## YOUR TASK
Exactly reproduce the lines from the line bearing "What text is on this page?" through the end of the listing, inclusive of both; pictures are to be omitted.

## DATA LISTING
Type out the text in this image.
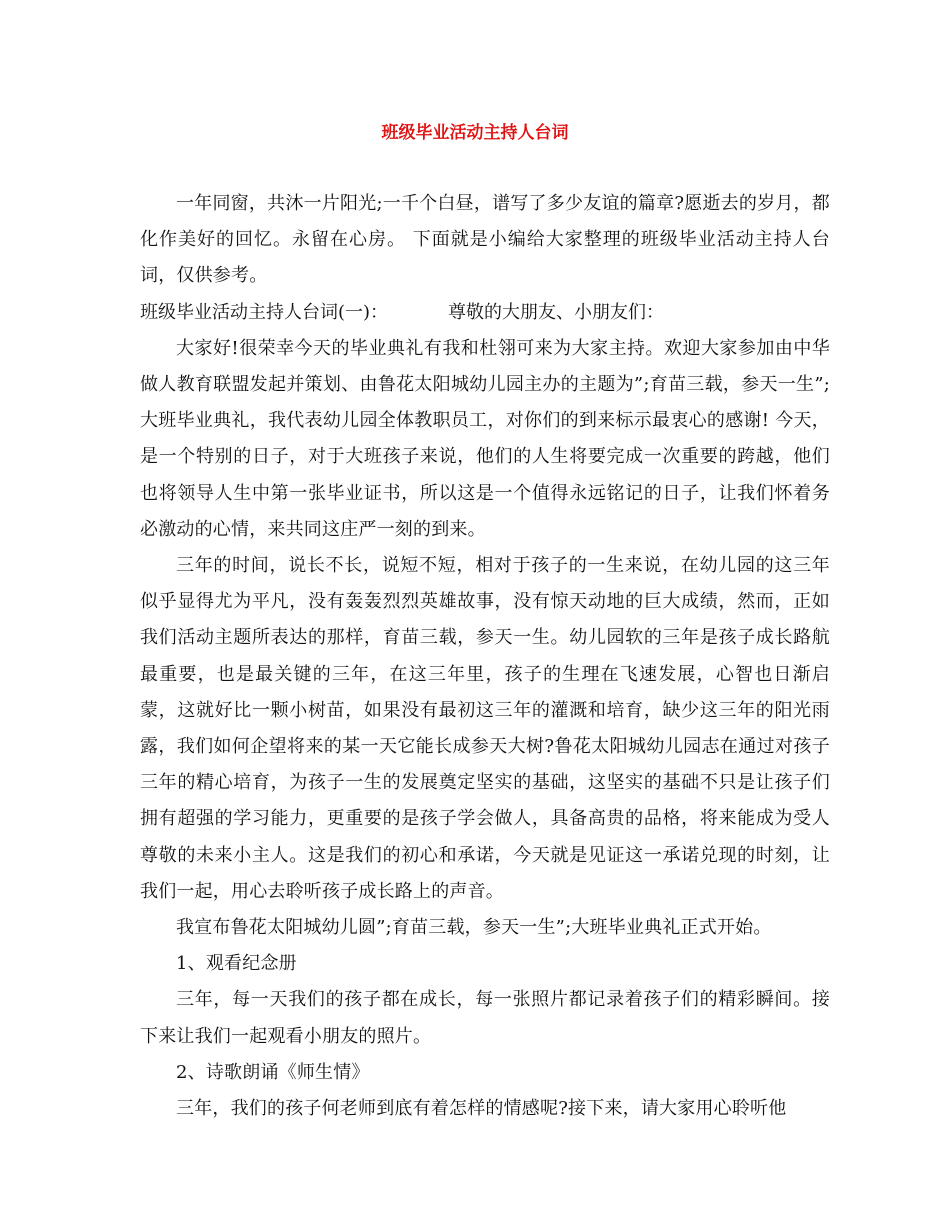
班级毕业活动主持人台词

一年同窗，共沐一片阳光;一千个白昼，谱写了多少友谊的篇章?愿逝去的岁月，都化作美好的回忆。永留在心房。 下面就是小编给大家整理的班级毕业活动主持人台词，仅供参考。

班级毕业活动主持人台词(一)：	尊敬的大朋友、小朋友们：

大家好!很荣幸今天的毕业典礼有我和杜翎可来为大家主持。欢迎大家参加由中华做人教育联盟发起并策划、由鲁花太阳城幼儿园主办的主题为”;育苗三载，参天一生”;大班毕业典礼，我代表幼儿园全体教职员工，对你们的到来标示最衷心的感谢! 今天，是一个特别的日子，对于大班孩子来说，他们的人生将要完成一次重要的跨越，他们也将领导人生中第一张毕业证书，所以这是一个值得永远铭记的日子，让我们怀着务必激动的心情，来共同这庄严一刻的到来。

三年的时间，说长不长，说短不短，相对于孩子的一生来说，在幼儿园的这三年似乎显得尤为平凡，没有轰轰烈烈英雄故事，没有惊天动地的巨大成绩，然而，正如我们活动主题所表达的那样，育苗三载，参天一生。幼儿园软的三年是孩子成长路航最重要，也是最关键的三年，在这三年里，孩子的生理在飞速发展，心智也日渐启蒙，这就好比一颗小树苗，如果没有最初这三年的灌溉和培育，缺少这三年的阳光雨露，我们如何企望将来的某一天它能长成参天大树?鲁花太阳城幼儿园志在通过对孩子三年的精心培育，为孩子一生的发展奠定坚实的基础，这坚实的基础不只是让孩子们拥有超强的学习能力，更重要的是孩子学会做人，具备高贵的品格，将来能成为受人尊敬的未来小主人。这是我们的初心和承诺，今天就是见证这一承诺兑现的时刻，让我们一起，用心去聆听孩子成长路上的声音。

我宣布鲁花太阳城幼儿圆”;育苗三载，参天一生”;大班毕业典礼正式开始。

1、观看纪念册

三年，每一天我们的孩子都在成长，每一张照片都记录着孩子们的精彩瞬间。接下来让我们一起观看小朋友的照片。

2、诗歌朗诵《师生情》

三年，我们的孩子何老师到底有着怎样的情感呢?接下来，请大家用心聆听他
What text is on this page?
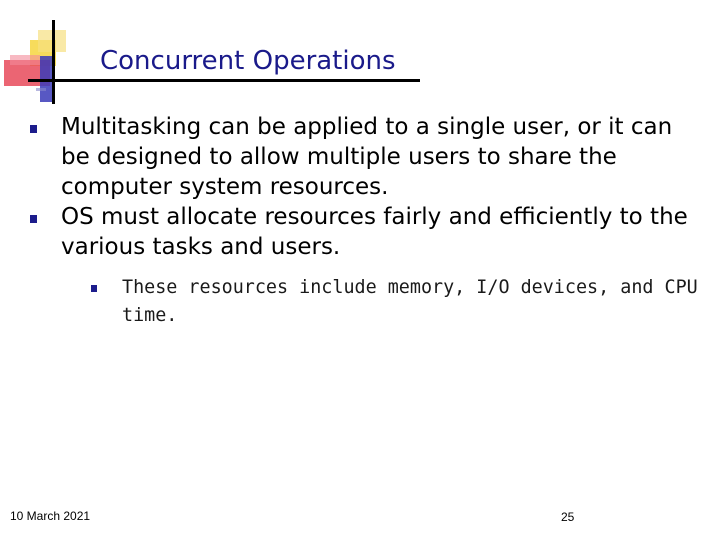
Concurrent Operations
Multitasking can be applied to a single user, or it can be designed to allow multiple users to share the computer system resources.
OS must allocate resources fairly and efficiently to the various tasks and users.
These resources include memory, I/O devices, and CPU time.
10 March 2021	25
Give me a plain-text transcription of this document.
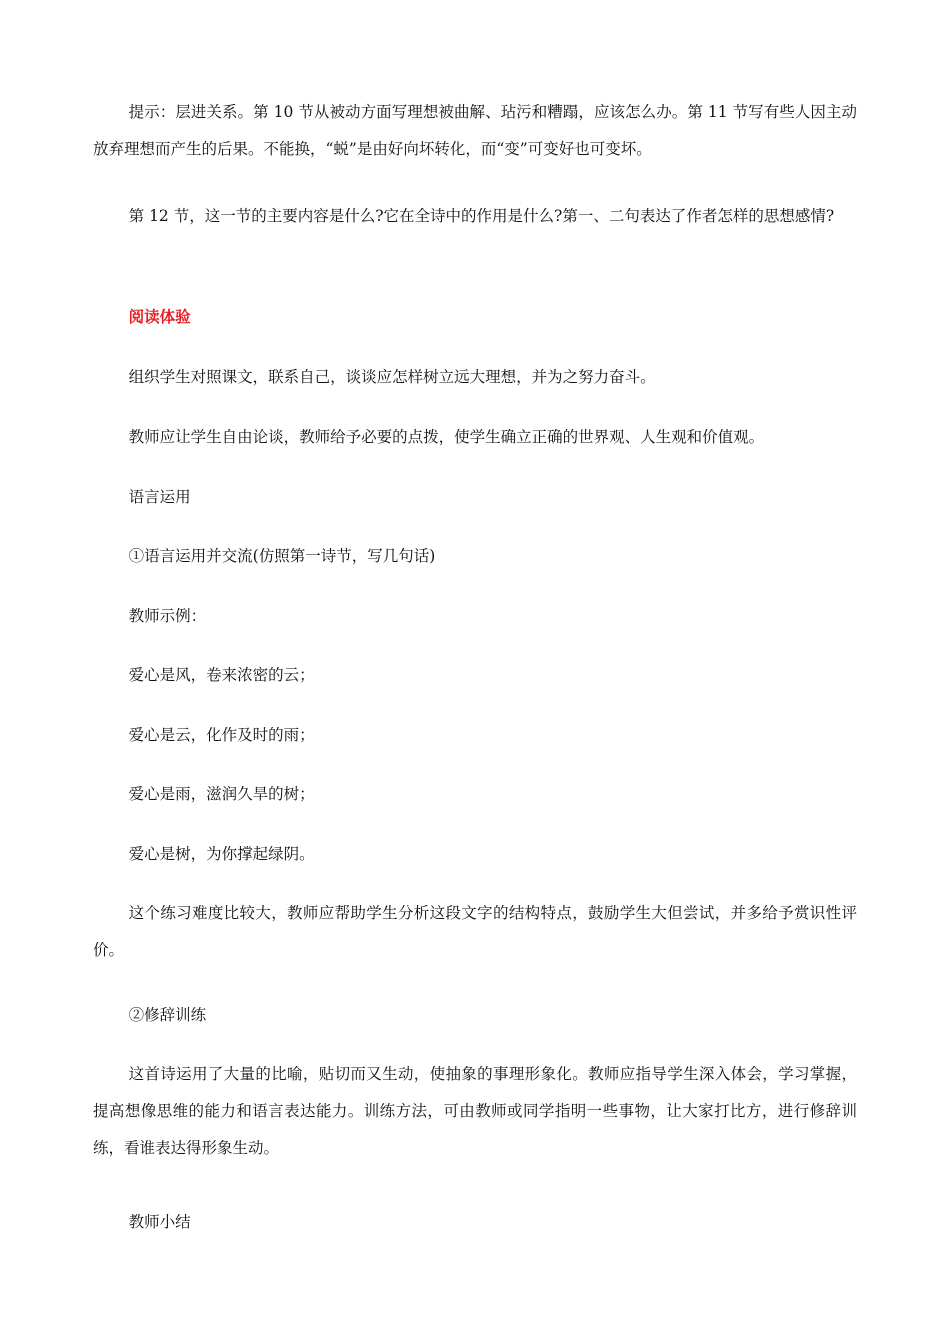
提示：层进关系。第 10 节从被动方面写理想被曲解、玷污和糟蹋，应该怎么办。第 11 节写有些人因主动放弃理想而产生的后果。不能换，“蜕”是由好向坏转化，而“变”可变好也可变坏。

第 12 节，这一节的主要内容是什么?它在全诗中的作用是什么?第一、二句表达了作者怎样的思想感情?

阅读体验

组织学生对照课文，联系自己，谈谈应怎样树立远大理想，并为之努力奋斗。

教师应让学生自由论谈，教师给予必要的点拨，使学生确立正确的世界观、人生观和价值观。

语言运用

①语言运用并交流(仿照第一诗节，写几句话)

教师示例：

爱心是风，卷来浓密的云；

爱心是云，化作及时的雨；

爱心是雨，滋润久旱的树；

爱心是树，为你撑起绿阴。

这个练习难度比较大，教师应帮助学生分析这段文字的结构特点，鼓励学生大但尝试，并多给予赏识性评价。

②修辞训练

这首诗运用了大量的比喻，贴切而又生动，使抽象的事理形象化。教师应指导学生深入体会，学习掌握，提高想像思维的能力和语言表达能力。训练方法，可由教师或同学指明一些事物，让大家打比方，进行修辞训练，看谁表达得形象生动。

教师小结
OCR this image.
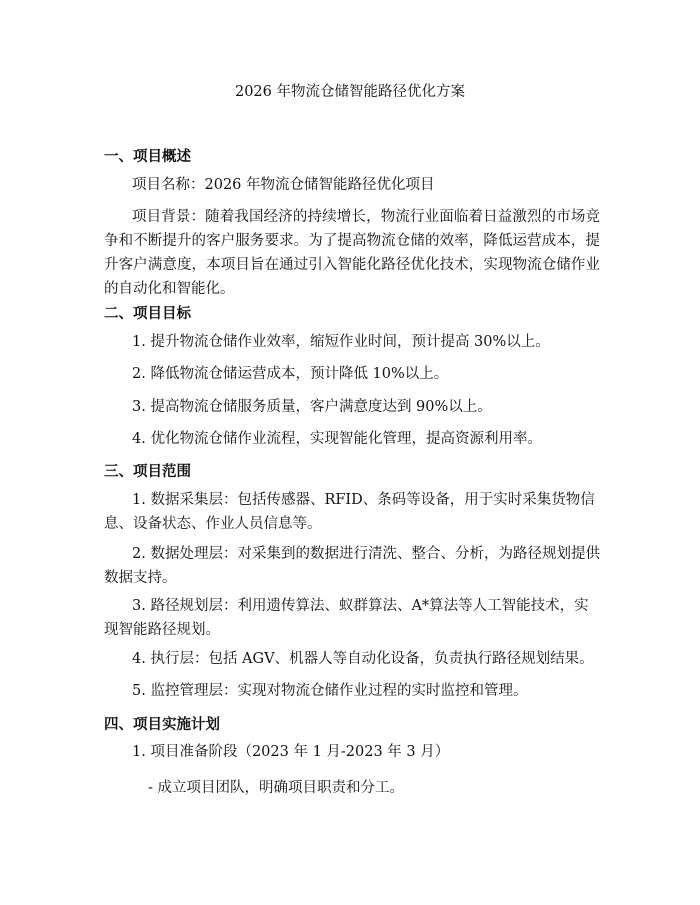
2026 年物流仓储智能路径优化方案
一、项目概述
项目名称：2026 年物流仓储智能路径优化项目
项目背景：随着我国经济的持续增长，物流行业面临着日益激烈的市场竞争和不断提升的客户服务要求。为了提高物流仓储的效率，降低运营成本，提升客户满意度，本项目旨在通过引入智能化路径优化技术，实现物流仓储作业的自动化和智能化。
二、项目目标
1. 提升物流仓储作业效率，缩短作业时间，预计提高 30%以上。
2. 降低物流仓储运营成本，预计降低 10%以上。
3. 提高物流仓储服务质量，客户满意度达到 90%以上。
4. 优化物流仓储作业流程，实现智能化管理，提高资源利用率。
三、项目范围
1. 数据采集层：包括传感器、RFID、条码等设备，用于实时采集货物信息、设备状态、作业人员信息等。
2. 数据处理层：对采集到的数据进行清洗、整合、分析，为路径规划提供数据支持。
3. 路径规划层：利用遗传算法、蚁群算法、A*算法等人工智能技术，实现智能路径规划。
4. 执行层：包括 AGV、机器人等自动化设备，负责执行路径规划结果。
5. 监控管理层：实现对物流仓储作业过程的实时监控和管理。
四、项目实施计划
1. 项目准备阶段（2023 年 1 月-2023 年 3 月）
- 成立项目团队，明确项目职责和分工。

## RESPONSE
What text is on this page?
Concurrent Operations
Multitasking can be applied to a single user, or it can be designed to allow multiple users to share the computer system resources.
OS must allocate resources fairly and efficiently to the various tasks and users.
These resources include memory, I/O devices, and CPU time.
10 March 2021	25
Give me a plain-text transcription of this document.
提示：层进关系。第 10 节从被动方面写理想被曲解、玷污和糟蹋，应该怎么办。第 11 节写有些人因主动放弃理想而产生的后果。不能换，“蜕”是由好向坏转化，而“变”可变好也可变坏。

第 12 节，这一节的主要内容是什么?它在全诗中的作用是什么?第一、二句表达了作者怎样的思想感情?

阅读体验

组织学生对照课文，联系自己，谈谈应怎样树立远大理想，并为之努力奋斗。

教师应让学生自由论谈，教师给予必要的点拨，使学生确立正确的世界观、人生观和价值观。

语言运用

①语言运用并交流(仿照第一诗节，写几句话)

教师示例：

爱心是风，卷来浓密的云；

爱心是云，化作及时的雨；

爱心是雨，滋润久旱的树；

爱心是树，为你撑起绿阴。

这个练习难度比较大，教师应帮助学生分析这段文字的结构特点，鼓励学生大但尝试，并多给予赏识性评价。

②修辞训练

这首诗运用了大量的比喻，贴切而又生动，使抽象的事理形象化。教师应指导学生深入体会，学习掌握，提高想像思维的能力和语言表达能力。训练方法，可由教师或同学指明一些事物，让大家打比方，进行修辞训练，看谁表达得形象生动。

教师小结
OCR this image.
2026 年物流仓储智能路径优化方案
一、项目概述
项目名称：2026 年物流仓储智能路径优化项目
项目背景：随着我国经济的持续增长，物流行业面临着日益激烈的市场竞争和不断提升的客户服务要求。为了提高物流仓储的效率，降低运营成本，提升客户满意度，本项目旨在通过引入智能化路径优化技术，实现物流仓储作业的自动化和智能化。
二、项目目标
1. 提升物流仓储作业效率，缩短作业时间，预计提高 30%以上。
2. 降低物流仓储运营成本，预计降低 10%以上。
3. 提高物流仓储服务质量，客户满意度达到 90%以上。
4. 优化物流仓储作业流程，实现智能化管理，提高资源利用率。
三、项目范围
1. 数据采集层：包括传感器、RFID、条码等设备，用于实时采集货物信息、设备状态、作业人员信息等。
2. 数据处理层：对采集到的数据进行清洗、整合、分析，为路径规划提供数据支持。
3. 路径规划层：利用遗传算法、蚁群算法、A*算法等人工智能技术，实现智能路径规划。
4. 执行层：包括 AGV、机器人等自动化设备，负责执行路径规划结果。
5. 监控管理层：实现对物流仓储作业过程的实时监控和管理。
四、项目实施计划
1. 项目准备阶段（2023 年 1 月-2023 年 3 月）
- 成立项目团队，明确项目职责和分工。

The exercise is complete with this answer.